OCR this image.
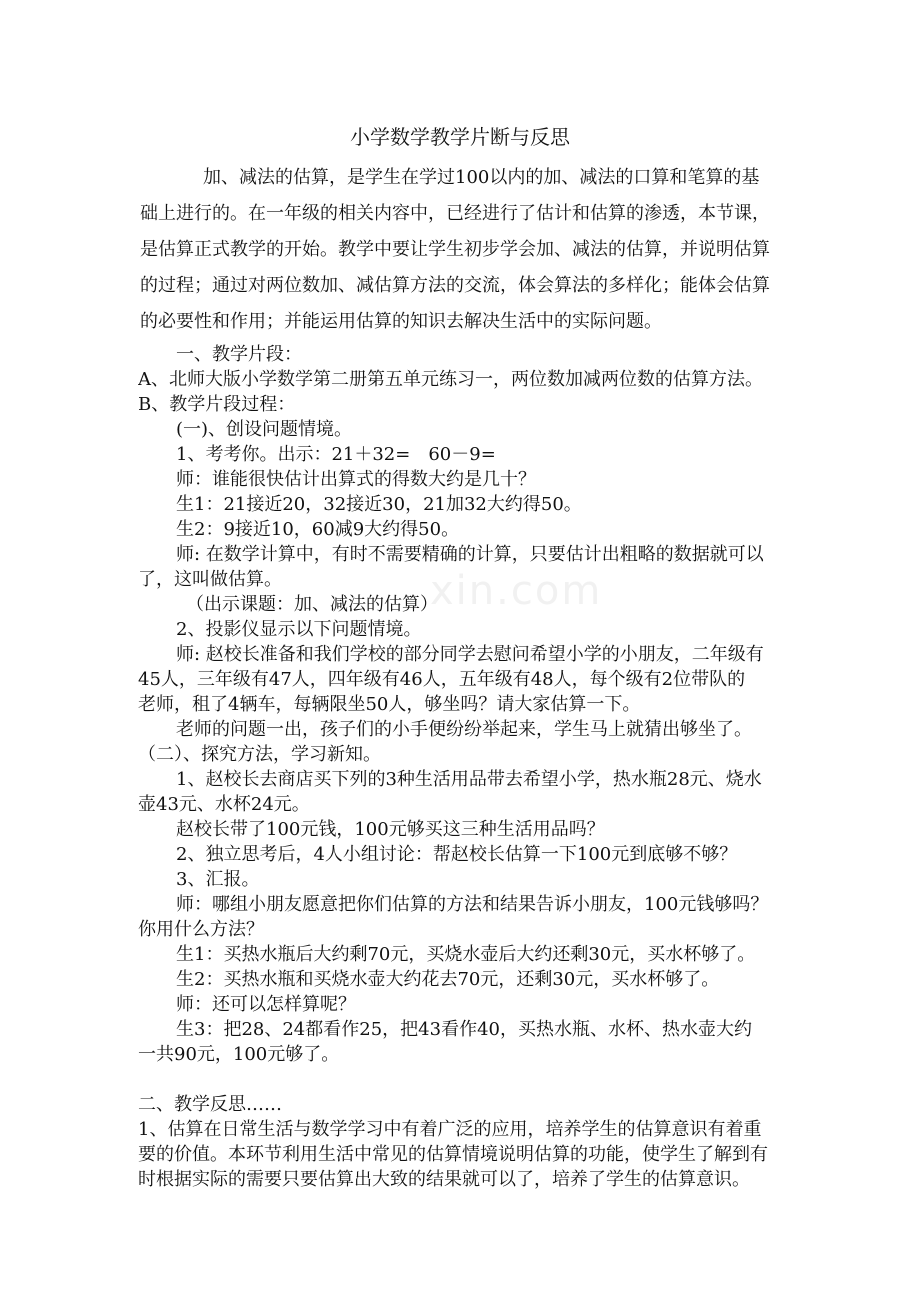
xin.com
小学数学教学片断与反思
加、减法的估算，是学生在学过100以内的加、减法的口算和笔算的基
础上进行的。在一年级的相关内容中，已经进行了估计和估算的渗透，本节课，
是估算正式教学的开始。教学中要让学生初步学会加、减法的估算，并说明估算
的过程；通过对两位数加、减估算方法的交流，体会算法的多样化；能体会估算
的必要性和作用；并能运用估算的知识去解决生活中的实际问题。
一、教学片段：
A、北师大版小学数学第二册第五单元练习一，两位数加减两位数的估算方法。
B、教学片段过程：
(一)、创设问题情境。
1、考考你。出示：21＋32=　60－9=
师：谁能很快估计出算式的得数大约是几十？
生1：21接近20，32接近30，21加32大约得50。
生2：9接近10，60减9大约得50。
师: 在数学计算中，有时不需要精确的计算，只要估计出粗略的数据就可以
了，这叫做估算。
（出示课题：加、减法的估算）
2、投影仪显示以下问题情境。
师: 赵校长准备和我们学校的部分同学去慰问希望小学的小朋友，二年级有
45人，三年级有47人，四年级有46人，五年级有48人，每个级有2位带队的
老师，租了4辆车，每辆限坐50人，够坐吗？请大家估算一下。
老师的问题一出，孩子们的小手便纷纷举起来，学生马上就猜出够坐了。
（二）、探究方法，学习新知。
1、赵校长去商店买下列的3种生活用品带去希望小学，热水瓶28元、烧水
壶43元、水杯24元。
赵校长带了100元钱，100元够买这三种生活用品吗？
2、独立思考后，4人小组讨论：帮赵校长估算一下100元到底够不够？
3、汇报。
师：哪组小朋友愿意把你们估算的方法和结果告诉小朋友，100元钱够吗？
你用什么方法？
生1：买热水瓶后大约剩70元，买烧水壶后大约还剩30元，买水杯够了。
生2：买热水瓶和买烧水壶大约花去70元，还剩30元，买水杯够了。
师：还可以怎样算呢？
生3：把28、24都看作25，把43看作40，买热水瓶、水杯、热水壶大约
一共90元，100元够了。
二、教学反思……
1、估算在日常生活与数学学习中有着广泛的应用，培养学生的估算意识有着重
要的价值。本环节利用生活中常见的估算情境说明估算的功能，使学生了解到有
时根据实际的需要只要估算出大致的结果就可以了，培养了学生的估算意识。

== EXERCISE ==
Return each full line of the entries that contains the word "减法的估算".

== ANSWER BELOW ==
加、减法的估算，是学生在学过100以内的加、减法的口算和笔算的基
是估算正式教学的开始。教学中要让学生初步学会加、减法的估算，并说明估算
（出示课题：加、减法的估算）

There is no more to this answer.